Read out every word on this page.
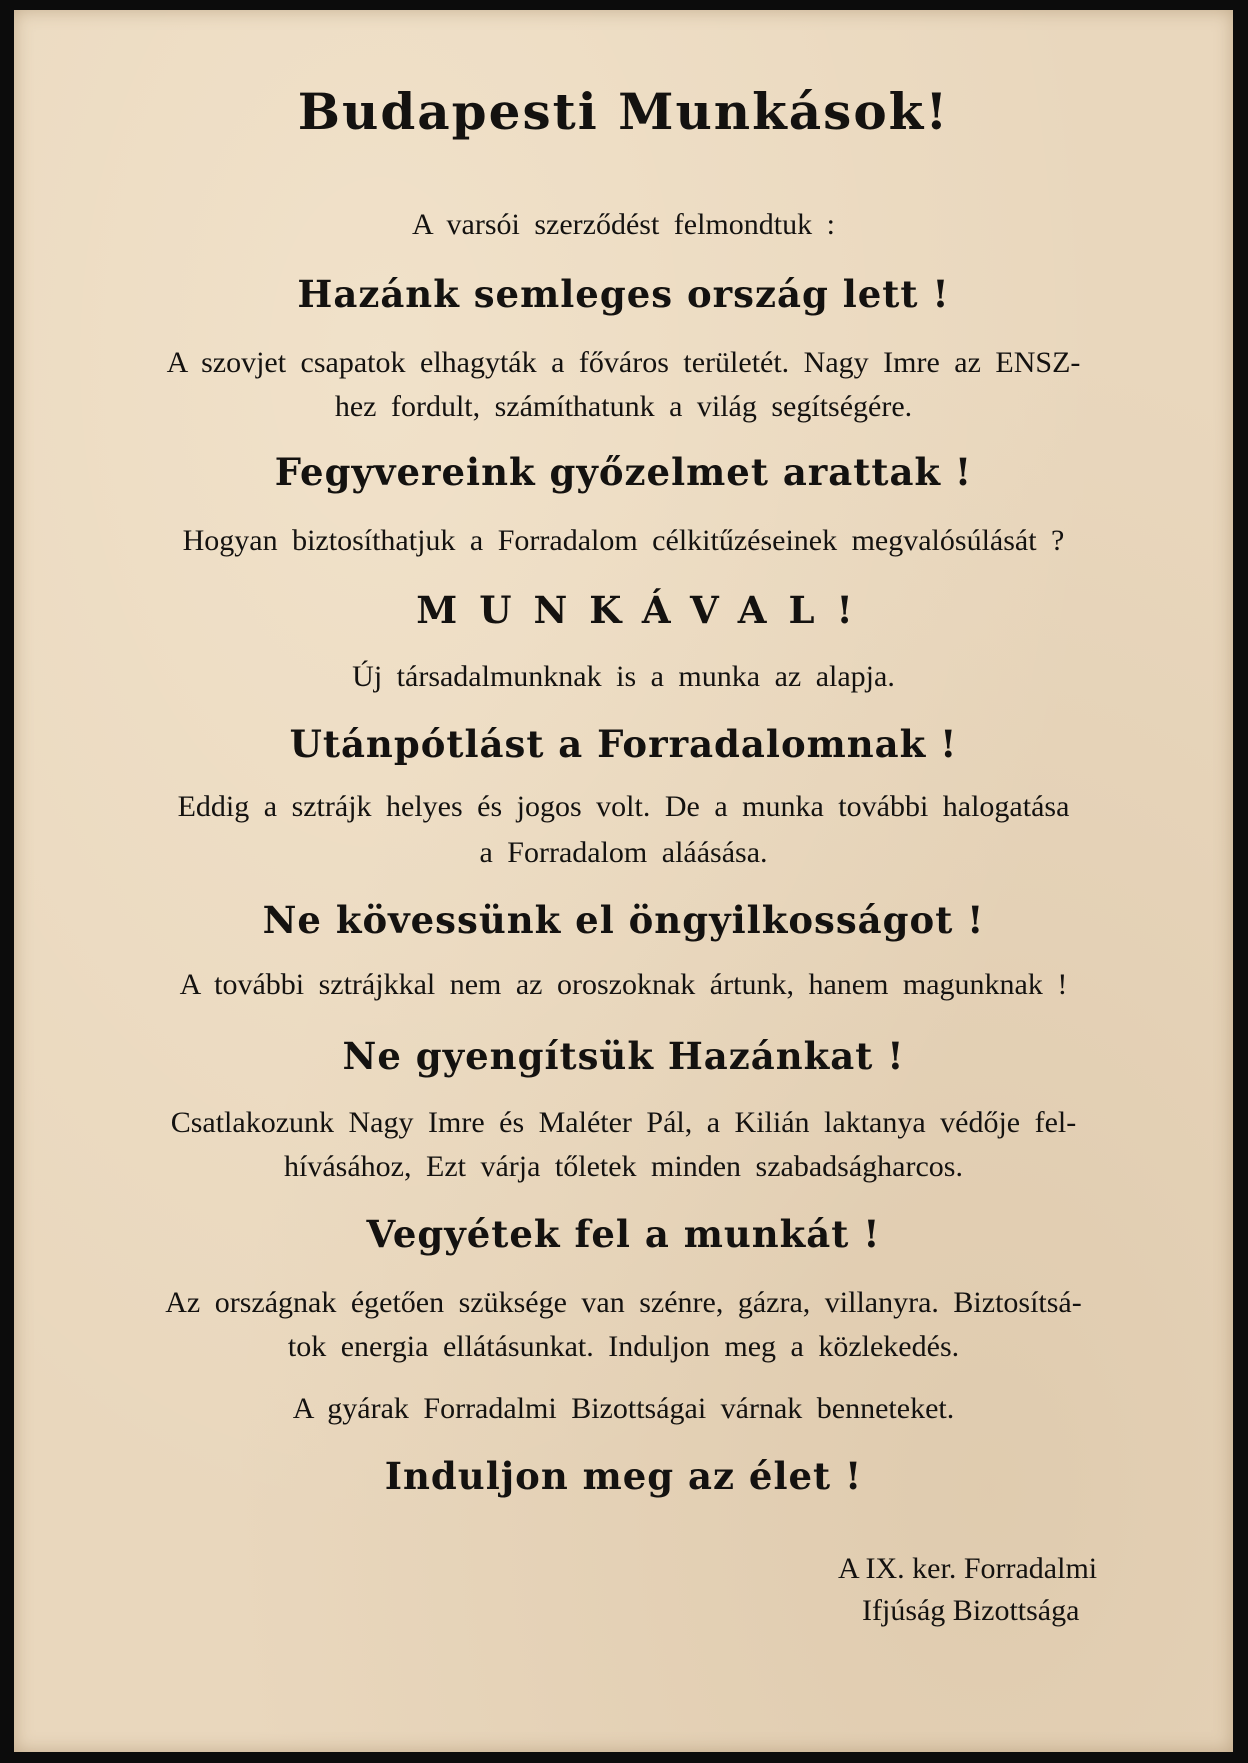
Budapesti Munkások!
A varsói szerződést felmondtuk :
Hazánk semleges ország lett !
A szovjet csapatok elhagyták a főváros területét. Nagy Imre az ENSZ-
hez fordult, számíthatunk a világ segítségére.
Fegyvereink győzelmet arattak !
Hogyan biztosíthatjuk a Forradalom célkitűzéseinek megvalósúlását ?
MUNKÁVAL!
Új társadalmunknak is a munka az alapja.
Utánpótlást a Forradalomnak !
Eddig a sztrájk helyes és jogos volt. De a munka további halogatása
a Forradalom aláásása.
Ne kövessünk el öngyilkosságot !
A további sztrájkkal nem az oroszoknak ártunk, hanem magunknak !
Ne gyengítsük Hazánkat !
Csatlakozunk Nagy Imre és Maléter Pál, a Kilián laktanya védője fel-
hívásához, Ezt várja tőletek minden szabadságharcos.
Vegyétek fel a munkát !
Az országnak égetően szüksége van szénre, gázra, villanyra. Biztosítsá-
tok energia ellátásunkat. Induljon meg a közlekedés.
A gyárak Forradalmi Bizottságai várnak benneteket.
Induljon meg az élet !
A IX. ker. Forradalmi
Ifjúság Bizottsága
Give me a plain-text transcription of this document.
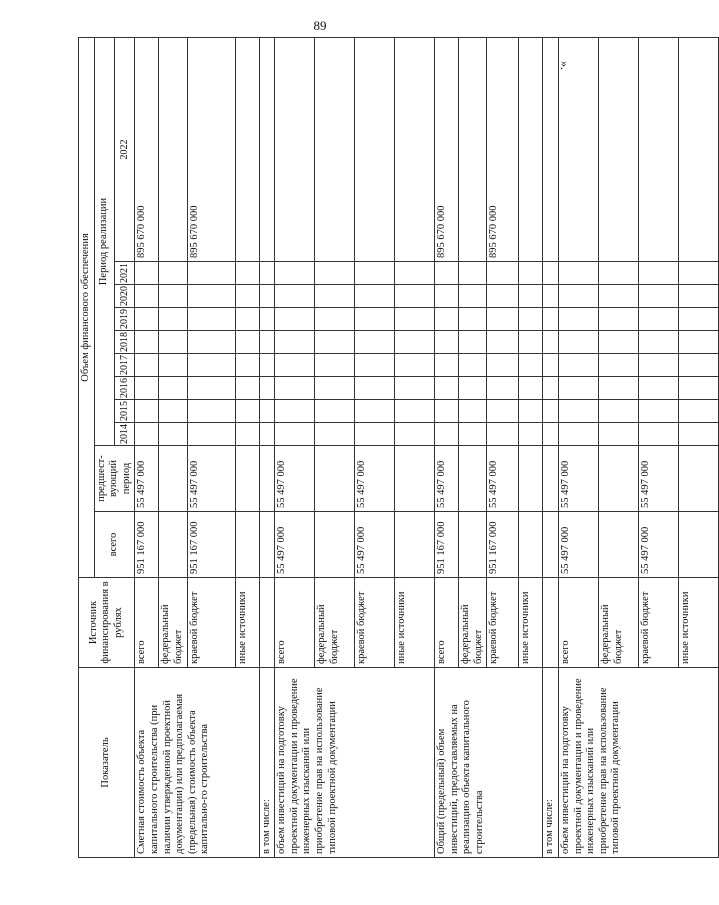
89
».
Показатель	Источник финансирования в рублях	Объем финансового обеспечения										
		всего	предшест-вующий период	Период реализации								
				2014	2015	2016	2017	2018	2019	2020	2021	2022
Сметная стоимость объекта капитального строительства (при наличии утвержденной проектной документации) или предполагаемая (предельная) стоимость объекта капитально-го строительства	всего	951 167 000	55 497 000									895 670 000
	федеральный бюджет											
	краевой бюджет	951 167 000	55 497 000									895 670 000
	иные источники											
в том числе:												
объем инвестиций на подготовку проектной документации и проведение инженерных изысканий или приобретение прав на использование типовой проектной документации	всего	55 497 000	55 497 000									
	федеральный бюджет											
	краевой бюджет	55 497 000	55 497 000									
	иные источники											
Общий (предельный) объем инвестиций, предоставляемых на реализацию объекта капитального строительства	всего	951 167 000	55 497 000									895 670 000
	федеральный бюджет											
	краевой бюджет	951 167 000	55 497 000									895 670 000
	иные источники											
в том числе:												
объем инвестиций на подготовку проектной документации и проведение инженерных изысканий или приобретение прав на использование типовой проектной документации	всего	55 497 000	55 497 000									
	федеральный бюджет											
	краевой бюджет	55 497 000	55 497 000									
	иные источники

___

DIRECTIONS FOR THIS TASK
A number is the only answer here: how many lines of the material above contain "всего"?

COMPLETE OUTPUT
5